__THE REQUEST__. Reproduce every line below, substituting "Year" for "Years" and leaving everything else unchanged.

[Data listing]
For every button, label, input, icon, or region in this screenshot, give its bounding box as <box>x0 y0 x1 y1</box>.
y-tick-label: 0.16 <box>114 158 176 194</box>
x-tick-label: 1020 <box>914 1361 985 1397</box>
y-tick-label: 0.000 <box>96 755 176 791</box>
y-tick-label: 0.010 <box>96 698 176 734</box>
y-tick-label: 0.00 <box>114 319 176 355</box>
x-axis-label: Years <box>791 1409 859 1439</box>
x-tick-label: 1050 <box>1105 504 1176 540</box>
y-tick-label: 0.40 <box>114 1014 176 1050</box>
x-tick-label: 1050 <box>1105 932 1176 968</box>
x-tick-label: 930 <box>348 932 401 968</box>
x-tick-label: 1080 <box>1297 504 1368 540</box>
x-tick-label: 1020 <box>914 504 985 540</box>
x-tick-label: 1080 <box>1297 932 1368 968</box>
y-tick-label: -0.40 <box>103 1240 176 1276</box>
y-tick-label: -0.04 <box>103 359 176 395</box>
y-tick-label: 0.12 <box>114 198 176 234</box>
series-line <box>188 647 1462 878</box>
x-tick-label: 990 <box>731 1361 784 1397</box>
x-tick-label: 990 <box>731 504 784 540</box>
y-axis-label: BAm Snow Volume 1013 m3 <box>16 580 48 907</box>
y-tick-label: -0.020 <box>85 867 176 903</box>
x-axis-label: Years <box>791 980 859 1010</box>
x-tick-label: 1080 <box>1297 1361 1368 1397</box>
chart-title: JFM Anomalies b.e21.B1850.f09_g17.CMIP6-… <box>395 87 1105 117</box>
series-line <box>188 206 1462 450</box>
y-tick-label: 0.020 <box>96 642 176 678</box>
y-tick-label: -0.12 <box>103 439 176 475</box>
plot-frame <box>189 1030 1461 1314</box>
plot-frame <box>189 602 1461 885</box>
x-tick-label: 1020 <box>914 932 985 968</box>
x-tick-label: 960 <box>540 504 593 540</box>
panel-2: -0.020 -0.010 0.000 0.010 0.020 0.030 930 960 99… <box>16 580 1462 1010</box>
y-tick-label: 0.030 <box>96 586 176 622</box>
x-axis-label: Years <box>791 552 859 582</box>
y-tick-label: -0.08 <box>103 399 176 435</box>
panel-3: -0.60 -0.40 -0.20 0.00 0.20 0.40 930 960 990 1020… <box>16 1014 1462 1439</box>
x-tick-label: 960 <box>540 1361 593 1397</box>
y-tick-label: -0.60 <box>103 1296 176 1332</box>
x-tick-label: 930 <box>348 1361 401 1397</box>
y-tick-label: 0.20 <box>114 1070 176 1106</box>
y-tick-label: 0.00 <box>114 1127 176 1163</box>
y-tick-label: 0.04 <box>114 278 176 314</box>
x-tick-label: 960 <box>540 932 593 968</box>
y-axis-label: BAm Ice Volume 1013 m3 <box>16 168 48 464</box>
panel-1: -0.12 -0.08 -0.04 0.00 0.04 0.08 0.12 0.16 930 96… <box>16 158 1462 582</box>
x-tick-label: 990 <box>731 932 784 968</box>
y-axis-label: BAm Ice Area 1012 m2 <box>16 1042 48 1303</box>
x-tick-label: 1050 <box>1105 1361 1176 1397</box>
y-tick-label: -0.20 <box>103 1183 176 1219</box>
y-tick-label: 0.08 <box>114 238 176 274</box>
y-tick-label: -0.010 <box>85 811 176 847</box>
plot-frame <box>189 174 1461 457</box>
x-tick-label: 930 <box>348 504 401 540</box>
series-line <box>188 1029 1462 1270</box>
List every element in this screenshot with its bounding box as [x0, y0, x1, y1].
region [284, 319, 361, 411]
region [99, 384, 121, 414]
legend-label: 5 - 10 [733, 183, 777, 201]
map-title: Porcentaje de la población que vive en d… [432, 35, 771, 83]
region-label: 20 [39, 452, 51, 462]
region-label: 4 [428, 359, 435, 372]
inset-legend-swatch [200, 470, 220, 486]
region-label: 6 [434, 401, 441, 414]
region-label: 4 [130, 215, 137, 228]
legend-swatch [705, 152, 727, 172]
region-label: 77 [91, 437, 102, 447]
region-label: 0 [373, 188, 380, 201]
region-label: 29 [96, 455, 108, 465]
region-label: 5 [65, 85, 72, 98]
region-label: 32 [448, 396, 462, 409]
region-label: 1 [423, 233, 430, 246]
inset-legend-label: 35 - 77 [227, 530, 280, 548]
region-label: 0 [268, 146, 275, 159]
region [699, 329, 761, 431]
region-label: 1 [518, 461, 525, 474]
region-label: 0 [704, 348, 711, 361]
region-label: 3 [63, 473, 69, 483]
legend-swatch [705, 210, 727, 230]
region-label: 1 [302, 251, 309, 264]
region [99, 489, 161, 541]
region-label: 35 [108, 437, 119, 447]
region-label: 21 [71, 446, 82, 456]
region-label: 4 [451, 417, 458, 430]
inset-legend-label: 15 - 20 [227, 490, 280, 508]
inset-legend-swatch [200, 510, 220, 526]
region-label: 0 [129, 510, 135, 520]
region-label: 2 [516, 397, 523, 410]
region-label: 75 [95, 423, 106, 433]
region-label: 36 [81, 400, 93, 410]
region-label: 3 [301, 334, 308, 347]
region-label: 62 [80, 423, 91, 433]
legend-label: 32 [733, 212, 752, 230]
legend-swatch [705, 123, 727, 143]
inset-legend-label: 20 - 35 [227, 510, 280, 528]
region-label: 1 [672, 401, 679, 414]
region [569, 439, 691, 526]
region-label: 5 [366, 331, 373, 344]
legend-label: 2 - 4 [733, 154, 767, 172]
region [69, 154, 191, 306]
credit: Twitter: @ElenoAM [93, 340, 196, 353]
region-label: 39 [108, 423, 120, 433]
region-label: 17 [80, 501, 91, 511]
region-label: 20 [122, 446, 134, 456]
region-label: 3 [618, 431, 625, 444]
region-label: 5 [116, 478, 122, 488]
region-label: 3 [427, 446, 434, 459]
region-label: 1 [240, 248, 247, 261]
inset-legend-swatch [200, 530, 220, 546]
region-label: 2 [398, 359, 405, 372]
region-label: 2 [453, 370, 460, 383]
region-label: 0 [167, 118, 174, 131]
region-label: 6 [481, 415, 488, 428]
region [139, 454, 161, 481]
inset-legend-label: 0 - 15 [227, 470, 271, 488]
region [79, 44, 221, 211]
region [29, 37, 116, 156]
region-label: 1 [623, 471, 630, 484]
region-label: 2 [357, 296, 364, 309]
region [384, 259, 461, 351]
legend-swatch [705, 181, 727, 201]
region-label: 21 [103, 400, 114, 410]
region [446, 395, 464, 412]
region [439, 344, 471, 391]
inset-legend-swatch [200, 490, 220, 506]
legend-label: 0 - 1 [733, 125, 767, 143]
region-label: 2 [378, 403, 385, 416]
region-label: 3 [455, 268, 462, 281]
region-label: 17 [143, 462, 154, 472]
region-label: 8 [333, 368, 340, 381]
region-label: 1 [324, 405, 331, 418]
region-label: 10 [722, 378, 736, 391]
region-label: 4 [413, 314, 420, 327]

__RESPONSE TO THIS EXERCISE__.
For every button, label, input, icon, or region in this screenshot, give its bounding box as <box>x0 y0 x1 y1</box>.
y-tick-label: 0.16 <box>114 158 176 194</box>
x-tick-label: 1020 <box>914 1361 985 1397</box>
y-tick-label: 0.000 <box>96 755 176 791</box>
y-tick-label: 0.010 <box>96 698 176 734</box>
y-tick-label: 0.00 <box>114 319 176 355</box>
x-axis-label: Year <box>791 1409 859 1439</box>
x-tick-label: 1050 <box>1105 504 1176 540</box>
y-tick-label: 0.40 <box>114 1014 176 1050</box>
x-tick-label: 1050 <box>1105 932 1176 968</box>
x-tick-label: 930 <box>348 932 401 968</box>
x-tick-label: 1080 <box>1297 504 1368 540</box>
x-tick-label: 1020 <box>914 504 985 540</box>
x-tick-label: 1080 <box>1297 932 1368 968</box>
y-tick-label: -0.40 <box>103 1240 176 1276</box>
y-tick-label: -0.04 <box>103 359 176 395</box>
y-tick-label: 0.12 <box>114 198 176 234</box>
series-line <box>188 647 1462 878</box>
x-tick-label: 990 <box>731 1361 784 1397</box>
x-tick-label: 990 <box>731 504 784 540</box>
y-axis-label: BAm Snow Volume 1013 m3 <box>16 580 48 907</box>
y-tick-label: -0.020 <box>85 867 176 903</box>
x-axis-label: Year <box>791 980 859 1010</box>
x-tick-label: 1080 <box>1297 1361 1368 1397</box>
chart-title: JFM Anomalies b.e21.B1850.f09_g17.CMIP6-… <box>395 87 1105 117</box>
series-line <box>188 206 1462 450</box>
y-tick-label: 0.020 <box>96 642 176 678</box>
y-tick-label: -0.12 <box>103 439 176 475</box>
plot-frame <box>189 1030 1461 1314</box>
plot-frame <box>189 602 1461 885</box>
x-tick-label: 1020 <box>914 932 985 968</box>
x-tick-label: 960 <box>540 504 593 540</box>
panel-2: -0.020 -0.010 0.000 0.010 0.020 0.030 930 960 99… <box>16 580 1462 1010</box>
y-tick-label: 0.030 <box>96 586 176 622</box>
x-axis-label: Year <box>791 552 859 582</box>
y-tick-label: -0.08 <box>103 399 176 435</box>
panel-3: -0.60 -0.40 -0.20 0.00 0.20 0.40 930 960 990 1020… <box>16 1014 1462 1439</box>
x-tick-label: 960 <box>540 1361 593 1397</box>
y-tick-label: -0.60 <box>103 1296 176 1332</box>
x-tick-label: 930 <box>348 1361 401 1397</box>
y-tick-label: 0.20 <box>114 1070 176 1106</box>
y-tick-label: 0.00 <box>114 1127 176 1163</box>
y-tick-label: 0.04 <box>114 278 176 314</box>
x-tick-label: 960 <box>540 932 593 968</box>
y-axis-label: BAm Ice Volume 1013 m3 <box>16 168 48 464</box>
panel-1: -0.12 -0.08 -0.04 0.00 0.04 0.08 0.12 0.16 930 96… <box>16 158 1462 582</box>
x-tick-label: 990 <box>731 932 784 968</box>
y-axis-label: BAm Ice Area 1012 m2 <box>16 1042 48 1303</box>
x-tick-label: 1050 <box>1105 1361 1176 1397</box>
y-tick-label: -0.20 <box>103 1183 176 1219</box>
y-tick-label: 0.08 <box>114 238 176 274</box>
y-tick-label: -0.010 <box>85 811 176 847</box>
plot-frame <box>189 174 1461 457</box>
x-tick-label: 930 <box>348 504 401 540</box>
series-line <box>188 1029 1462 1270</box>
List every element in this screenshot with its bounding box as [x0, y0, x1, y1].
region [284, 319, 361, 411]
region [99, 384, 121, 414]
legend-label: 5 - 10 [733, 183, 777, 201]
map-title: Porcentaje de la población que vive en d… [432, 35, 771, 83]
region-label: 20 [39, 452, 51, 462]
region-label: 4 [428, 359, 435, 372]
inset-legend-swatch [200, 470, 220, 486]
region-label: 6 [434, 401, 441, 414]
region-label: 4 [130, 215, 137, 228]
legend-swatch [705, 152, 727, 172]
region-label: 77 [91, 437, 102, 447]
region-label: 0 [373, 188, 380, 201]
region-label: 29 [96, 455, 108, 465]
region-label: 5 [65, 85, 72, 98]
region-label: 32 [448, 396, 462, 409]
region-label: 1 [423, 233, 430, 246]
inset-legend-label: 35 - 77 [227, 530, 280, 548]
region-label: 0 [268, 146, 275, 159]
region [699, 329, 761, 431]
region-label: 1 [518, 461, 525, 474]
region-label: 0 [704, 348, 711, 361]
region-label: 3 [63, 473, 69, 483]
legend-swatch [705, 210, 727, 230]
region-label: 1 [302, 251, 309, 264]
region [99, 489, 161, 541]
region-label: 35 [108, 437, 119, 447]
region-label: 21 [71, 446, 82, 456]
region-label: 4 [451, 417, 458, 430]
inset-legend-label: 15 - 20 [227, 490, 280, 508]
inset-legend-swatch [200, 510, 220, 526]
region-label: 0 [129, 510, 135, 520]
region-label: 2 [516, 397, 523, 410]
region-label: 75 [95, 423, 106, 433]
region-label: 36 [81, 400, 93, 410]
region-label: 3 [301, 334, 308, 347]
region-label: 62 [80, 423, 91, 433]
legend-label: 32 [733, 212, 752, 230]
legend-swatch [705, 123, 727, 143]
inset-legend-label: 20 - 35 [227, 510, 280, 528]
region-label: 1 [672, 401, 679, 414]
region [569, 439, 691, 526]
region-label: 5 [366, 331, 373, 344]
legend-label: 2 - 4 [733, 154, 767, 172]
region [69, 154, 191, 306]
credit: Twitter: @ElenoAM [93, 340, 196, 353]
region-label: 39 [108, 423, 120, 433]
region-label: 17 [80, 501, 91, 511]
region-label: 20 [122, 446, 134, 456]
region-label: 3 [618, 431, 625, 444]
region-label: 5 [116, 478, 122, 488]
region-label: 3 [427, 446, 434, 459]
region-label: 1 [240, 248, 247, 261]
inset-legend-swatch [200, 530, 220, 546]
region-label: 2 [398, 359, 405, 372]
region-label: 2 [453, 370, 460, 383]
region-label: 0 [167, 118, 174, 131]
region-label: 6 [481, 415, 488, 428]
region [139, 454, 161, 481]
inset-legend-label: 0 - 15 [227, 470, 271, 488]
region [79, 44, 221, 211]
region [29, 37, 116, 156]
region-label: 1 [623, 471, 630, 484]
region-label: 2 [357, 296, 364, 309]
region [384, 259, 461, 351]
legend-swatch [705, 181, 727, 201]
region-label: 21 [103, 400, 114, 410]
region [446, 395, 464, 412]
region [439, 344, 471, 391]
inset-legend-swatch [200, 490, 220, 506]
legend-label: 0 - 1 [733, 125, 767, 143]
region-label: 2 [378, 403, 385, 416]
region-label: 3 [455, 268, 462, 281]
region-label: 17 [143, 462, 154, 472]
region-label: 8 [333, 368, 340, 381]
region-label: 1 [324, 405, 331, 418]
region-label: 10 [722, 378, 736, 391]
region-label: 4 [413, 314, 420, 327]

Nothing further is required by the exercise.